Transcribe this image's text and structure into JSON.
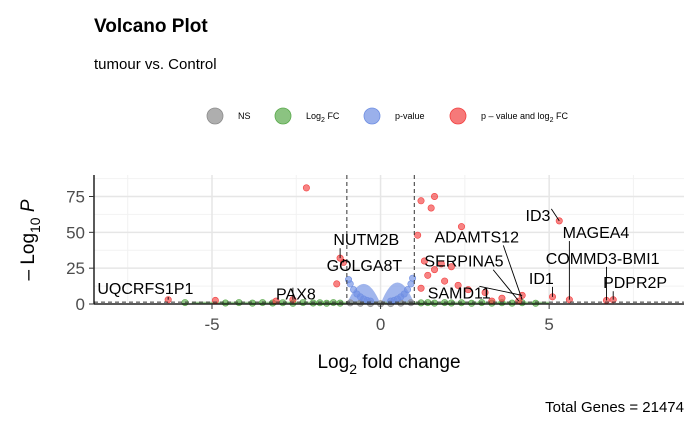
{
  "chart_data": {
    "type": "scatter",
    "title": "Volcano Plot",
    "subtitle": "tumour vs. Control",
    "caption": "Total Genes = 21474",
    "legend": {
      "placement": "top",
      "items": [
        {
          "label": "NS",
          "color": "#8c8c8c"
        },
        {
          "label": "Log",
          "sub": "2",
          "suffix": " FC",
          "color": "#5aaa4c"
        },
        {
          "label": "p-value",
          "color": "#6f8fe3"
        },
        {
          "label": "p – value and log",
          "sub": "2",
          "suffix": " FC",
          "color": "#f24040"
        }
      ]
    },
    "xlabel": {
      "pre": "Log",
      "sub": "2",
      "post": " fold change"
    },
    "ylabel": {
      "pre": "– Log",
      "sub": "10",
      "post": " P"
    },
    "xlim": [
      -8.5,
      9.0
    ],
    "ylim": [
      0,
      90
    ],
    "xticks": [
      -5,
      0,
      5
    ],
    "yticks": [
      0,
      25,
      50,
      75
    ],
    "grid": true,
    "fc_cutoff": [
      -1,
      1
    ],
    "p_cutoff": 1.3,
    "significant_points": [
      {
        "x": -2.2,
        "y": 81
      },
      {
        "x": 1.6,
        "y": 75
      },
      {
        "x": 1.2,
        "y": 72
      },
      {
        "x": 1.5,
        "y": 67
      },
      {
        "x": 2.4,
        "y": 54
      },
      {
        "x": 5.3,
        "y": 58
      },
      {
        "x": 1.1,
        "y": 48
      },
      {
        "x": -1.2,
        "y": 32
      },
      {
        "x": -1.1,
        "y": 29
      },
      {
        "x": 1.3,
        "y": 30
      },
      {
        "x": 1.8,
        "y": 28
      },
      {
        "x": 2.1,
        "y": 26
      },
      {
        "x": 1.6,
        "y": 24
      },
      {
        "x": 1.4,
        "y": 20
      },
      {
        "x": 1.9,
        "y": 16
      },
      {
        "x": 2.3,
        "y": 13
      },
      {
        "x": -1.3,
        "y": 14
      },
      {
        "x": 1.2,
        "y": 11
      },
      {
        "x": 2.6,
        "y": 10
      },
      {
        "x": 3.1,
        "y": 8
      },
      {
        "x": 4.2,
        "y": 6
      },
      {
        "x": 5.1,
        "y": 5
      },
      {
        "x": 5.6,
        "y": 3
      },
      {
        "x": 6.7,
        "y": 2.5
      },
      {
        "x": 6.9,
        "y": 3
      },
      {
        "x": -6.3,
        "y": 3
      },
      {
        "x": -4.9,
        "y": 2.5
      },
      {
        "x": -3.1,
        "y": 2
      },
      {
        "x": -2.6,
        "y": 3
      },
      {
        "x": 3.6,
        "y": 4
      },
      {
        "x": 4.1,
        "y": 2
      },
      {
        "x": 3.3,
        "y": 2
      }
    ],
    "fc_points": [
      {
        "x": -5.8,
        "y": 1
      },
      {
        "x": -4.6,
        "y": 0.7
      },
      {
        "x": -4.2,
        "y": 1
      },
      {
        "x": -3.8,
        "y": 0.6
      },
      {
        "x": -3.5,
        "y": 1
      },
      {
        "x": -3.2,
        "y": 0.7
      },
      {
        "x": -2.9,
        "y": 0.9
      },
      {
        "x": -2.6,
        "y": 0.5
      },
      {
        "x": -2.3,
        "y": 1
      },
      {
        "x": -2.0,
        "y": 0.7
      },
      {
        "x": -1.8,
        "y": 0.9
      },
      {
        "x": -1.6,
        "y": 0.5
      },
      {
        "x": -1.4,
        "y": 1
      },
      {
        "x": -1.2,
        "y": 0.6
      },
      {
        "x": 1.2,
        "y": 0.8
      },
      {
        "x": 1.4,
        "y": 1
      },
      {
        "x": 1.6,
        "y": 0.6
      },
      {
        "x": 1.9,
        "y": 1
      },
      {
        "x": 2.1,
        "y": 0.7
      },
      {
        "x": 2.4,
        "y": 0.9
      },
      {
        "x": 2.7,
        "y": 0.5
      },
      {
        "x": 3.0,
        "y": 1
      },
      {
        "x": 3.3,
        "y": 0.6
      },
      {
        "x": 3.6,
        "y": 0.9
      },
      {
        "x": 3.9,
        "y": 0.6
      },
      {
        "x": 4.2,
        "y": 0.9
      },
      {
        "x": 4.6,
        "y": 0.5
      }
    ],
    "pval_points": [
      {
        "x": -0.9,
        "y": 14
      },
      {
        "x": -0.8,
        "y": 10
      },
      {
        "x": -0.7,
        "y": 7
      },
      {
        "x": -0.6,
        "y": 5
      },
      {
        "x": -0.5,
        "y": 3.5
      },
      {
        "x": -0.4,
        "y": 2.5
      },
      {
        "x": -0.3,
        "y": 2
      },
      {
        "x": 0.3,
        "y": 2
      },
      {
        "x": 0.4,
        "y": 2.5
      },
      {
        "x": 0.5,
        "y": 3.5
      },
      {
        "x": 0.6,
        "y": 5
      },
      {
        "x": 0.7,
        "y": 7
      },
      {
        "x": 0.8,
        "y": 10
      },
      {
        "x": 0.9,
        "y": 14
      },
      {
        "x": 0.95,
        "y": 18
      },
      {
        "x": -0.95,
        "y": 17
      }
    ],
    "ns_points": [
      {
        "x": -0.9,
        "y": 0.8
      },
      {
        "x": -0.6,
        "y": 0.5
      },
      {
        "x": -0.3,
        "y": 0.3
      },
      {
        "x": 0.0,
        "y": 0.2
      },
      {
        "x": 0.3,
        "y": 0.3
      },
      {
        "x": 0.6,
        "y": 0.6
      },
      {
        "x": 0.9,
        "y": 0.9
      }
    ],
    "labels": [
      {
        "text": "UQCRFS1P1",
        "x": -6.3,
        "y": 3,
        "lx": -8.4,
        "ly": 7
      },
      {
        "text": "PAX8",
        "x": -2.6,
        "y": 3,
        "lx": -3.1,
        "ly": 3
      },
      {
        "text": "NUTM2B",
        "x": -1.2,
        "y": 32,
        "lx": -1.4,
        "ly": 41
      },
      {
        "text": "GOLGA8T",
        "x": -1.1,
        "y": 29,
        "lx": -1.6,
        "ly": 23
      },
      {
        "text": "SAMD11",
        "x": 4.2,
        "y": 6,
        "lx": 1.4,
        "ly": 4
      },
      {
        "text": "SERPINA5",
        "x": 4.1,
        "y": 2,
        "lx": 1.3,
        "ly": 26
      },
      {
        "text": "ADAMTS12",
        "x": 4.2,
        "y": 3,
        "lx": 1.6,
        "ly": 43
      },
      {
        "text": "ID3",
        "x": 5.3,
        "y": 58,
        "lx": 4.3,
        "ly": 58
      },
      {
        "text": "ID1",
        "x": 5.1,
        "y": 5,
        "lx": 4.4,
        "ly": 14
      },
      {
        "text": "MAGEA4",
        "x": 5.6,
        "y": 3,
        "lx": 5.4,
        "ly": 46
      },
      {
        "text": "COMMD3-BMI1",
        "x": 6.7,
        "y": 2.5,
        "lx": 4.9,
        "ly": 28
      },
      {
        "text": "PDPR2P",
        "x": 6.9,
        "y": 3,
        "lx": 6.6,
        "ly": 11
      }
    ]
  }
}
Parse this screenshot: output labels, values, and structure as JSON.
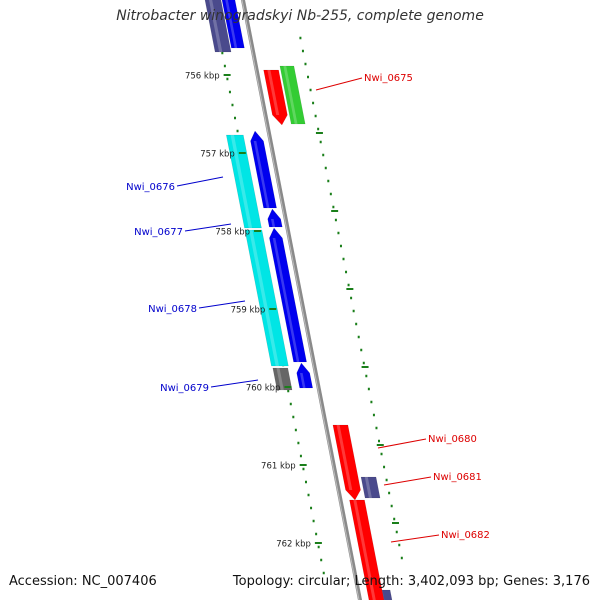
{
  "title": "Nitrobacter winogradskyi Nb-255, complete genome",
  "accession_text": "Accession: NC_007406",
  "topology_text": "Topology: circular; Length: 3,402,093 bp; Genes: 3,176",
  "colors": {
    "backbone": "#8a8a8a",
    "tick": "#1a7f1a",
    "forward_label": "#dd0000",
    "reverse_label": "#0000cc",
    "red": "#ff0000",
    "green": "#33cc33",
    "blue": "#0000ee",
    "cyan": "#00e5e5",
    "gray": "#666666",
    "slate": "#4a4a8c"
  },
  "scale": {
    "labels": [
      "756 kbp",
      "757 kbp",
      "758 kbp",
      "759 kbp",
      "760 kbp",
      "761 kbp",
      "762 kbp"
    ]
  },
  "genes": [
    {
      "id": "Nwi_0675",
      "strand": "+"
    },
    {
      "id": "Nwi_0676",
      "strand": "-"
    },
    {
      "id": "Nwi_0677",
      "strand": "-"
    },
    {
      "id": "Nwi_0678",
      "strand": "-"
    },
    {
      "id": "Nwi_0679",
      "strand": "-"
    },
    {
      "id": "Nwi_0680",
      "strand": "+"
    },
    {
      "id": "Nwi_0681",
      "strand": "+"
    },
    {
      "id": "Nwi_0682",
      "strand": "+"
    }
  ]
}
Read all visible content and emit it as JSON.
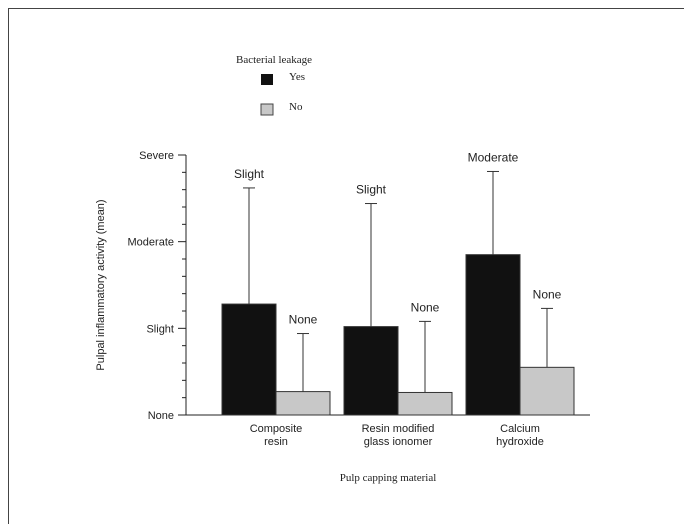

__________

PROBLEM → From the records above, return each line where "this" occurs.

SOLUTION TO THE PROBLEM →
Transcribe this image's text and structure into JSON.
Parse this screenshot: output labels, values, and structure as JSON.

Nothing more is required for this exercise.